(Stored items from a collection)
____
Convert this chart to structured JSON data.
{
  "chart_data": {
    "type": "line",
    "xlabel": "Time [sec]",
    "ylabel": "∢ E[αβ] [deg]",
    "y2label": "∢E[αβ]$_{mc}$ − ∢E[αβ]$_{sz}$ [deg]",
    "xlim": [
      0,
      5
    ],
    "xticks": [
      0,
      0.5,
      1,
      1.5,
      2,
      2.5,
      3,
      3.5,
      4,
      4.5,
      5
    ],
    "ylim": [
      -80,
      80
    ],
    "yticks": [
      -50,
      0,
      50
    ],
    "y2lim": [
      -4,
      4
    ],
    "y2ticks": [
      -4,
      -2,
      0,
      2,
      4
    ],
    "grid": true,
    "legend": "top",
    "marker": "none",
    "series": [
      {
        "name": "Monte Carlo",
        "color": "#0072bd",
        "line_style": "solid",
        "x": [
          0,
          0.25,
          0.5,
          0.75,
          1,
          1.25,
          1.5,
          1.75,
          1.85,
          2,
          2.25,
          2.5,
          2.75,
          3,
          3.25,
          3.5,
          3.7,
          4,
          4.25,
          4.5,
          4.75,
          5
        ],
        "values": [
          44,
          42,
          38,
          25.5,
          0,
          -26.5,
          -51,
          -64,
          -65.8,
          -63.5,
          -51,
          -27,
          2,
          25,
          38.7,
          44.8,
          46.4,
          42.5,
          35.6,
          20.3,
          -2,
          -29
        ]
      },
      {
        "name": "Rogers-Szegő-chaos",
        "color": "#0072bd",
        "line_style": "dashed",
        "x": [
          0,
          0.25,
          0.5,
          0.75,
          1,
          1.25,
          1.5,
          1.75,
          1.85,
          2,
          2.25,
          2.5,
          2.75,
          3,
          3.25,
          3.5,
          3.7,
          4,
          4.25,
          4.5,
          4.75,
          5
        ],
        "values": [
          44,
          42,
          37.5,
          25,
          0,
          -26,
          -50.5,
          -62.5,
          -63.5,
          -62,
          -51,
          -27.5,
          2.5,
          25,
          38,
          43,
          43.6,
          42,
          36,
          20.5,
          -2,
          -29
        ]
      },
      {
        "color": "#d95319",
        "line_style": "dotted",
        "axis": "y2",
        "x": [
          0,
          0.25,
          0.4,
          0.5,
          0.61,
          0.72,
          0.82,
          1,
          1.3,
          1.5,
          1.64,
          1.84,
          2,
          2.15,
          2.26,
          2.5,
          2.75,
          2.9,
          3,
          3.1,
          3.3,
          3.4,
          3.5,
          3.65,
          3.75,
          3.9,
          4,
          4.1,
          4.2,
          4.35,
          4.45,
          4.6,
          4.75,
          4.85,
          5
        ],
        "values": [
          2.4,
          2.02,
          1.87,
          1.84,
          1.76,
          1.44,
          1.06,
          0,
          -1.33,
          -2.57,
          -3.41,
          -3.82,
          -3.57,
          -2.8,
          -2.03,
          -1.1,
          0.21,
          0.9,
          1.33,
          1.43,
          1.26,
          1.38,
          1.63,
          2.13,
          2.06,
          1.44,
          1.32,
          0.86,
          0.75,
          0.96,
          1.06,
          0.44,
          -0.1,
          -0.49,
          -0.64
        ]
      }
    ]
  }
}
____
- **WHAT YOU SHOULD DO**:
Each record above should be repeated exactly as it appears.

- **ANSWER BELOW**:
Convert this chart to structured JSON data.
{
  "chart_data": {
    "type": "line",
    "xlabel": "Time [sec]",
    "ylabel": "∢ E[αβ] [deg]",
    "y2label": "∢E[αβ]$_{mc}$ − ∢E[αβ]$_{sz}$ [deg]",
    "xlim": [
      0,
      5
    ],
    "xticks": [
      0,
      0.5,
      1,
      1.5,
      2,
      2.5,
      3,
      3.5,
      4,
      4.5,
      5
    ],
    "ylim": [
      -80,
      80
    ],
    "yticks": [
      -50,
      0,
      50
    ],
    "y2lim": [
      -4,
      4
    ],
    "y2ticks": [
      -4,
      -2,
      0,
      2,
      4
    ],
    "grid": true,
    "legend": "top",
    "marker": "none",
    "series": [
      {
        "name": "Monte Carlo",
        "color": "#0072bd",
        "line_style": "solid",
        "x": [
          0,
          0.25,
          0.5,
          0.75,
          1,
          1.25,
          1.5,
          1.75,
          1.85,
          2,
          2.25,
          2.5,
          2.75,
          3,
          3.25,
          3.5,
          3.7,
          4,
          4.25,
          4.5,
          4.75,
          5
        ],
        "values": [
          44,
          42,
          38,
          25.5,
          0,
          -26.5,
          -51,
          -64,
          -65.8,
          -63.5,
          -51,
          -27,
          2,
          25,
          38.7,
          44.8,
          46.4,
          42.5,
          35.6,
          20.3,
          -2,
          -29
        ]
      },
      {
        "name": "Rogers-Szegő-chaos",
        "color": "#0072bd",
        "line_style": "dashed",
        "x": [
          0,
          0.25,
          0.5,
          0.75,
          1,
          1.25,
          1.5,
          1.75,
          1.85,
          2,
          2.25,
          2.5,
          2.75,
          3,
          3.25,
          3.5,
          3.7,
          4,
          4.25,
          4.5,
          4.75,
          5
        ],
        "values": [
          44,
          42,
          37.5,
          25,
          0,
          -26,
          -50.5,
          -62.5,
          -63.5,
          -62,
          -51,
          -27.5,
          2.5,
          25,
          38,
          43,
          43.6,
          42,
          36,
          20.5,
          -2,
          -29
        ]
      },
      {
        "color": "#d95319",
        "line_style": "dotted",
        "axis": "y2",
        "x": [
          0,
          0.25,
          0.4,
          0.5,
          0.61,
          0.72,
          0.82,
          1,
          1.3,
          1.5,
          1.64,
          1.84,
          2,
          2.15,
          2.26,
          2.5,
          2.75,
          2.9,
          3,
          3.1,
          3.3,
          3.4,
          3.5,
          3.65,
          3.75,
          3.9,
          4,
          4.1,
          4.2,
          4.35,
          4.45,
          4.6,
          4.75,
          4.85,
          5
        ],
        "values": [
          2.4,
          2.02,
          1.87,
          1.84,
          1.76,
          1.44,
          1.06,
          0,
          -1.33,
          -2.57,
          -3.41,
          -3.82,
          -3.57,
          -2.8,
          -2.03,
          -1.1,
          0.21,
          0.9,
          1.33,
          1.43,
          1.26,
          1.38,
          1.63,
          2.13,
          2.06,
          1.44,
          1.32,
          0.86,
          0.75,
          0.96,
          1.06,
          0.44,
          -0.1,
          -0.49,
          -0.64
        ]
      }
    ]
  }
}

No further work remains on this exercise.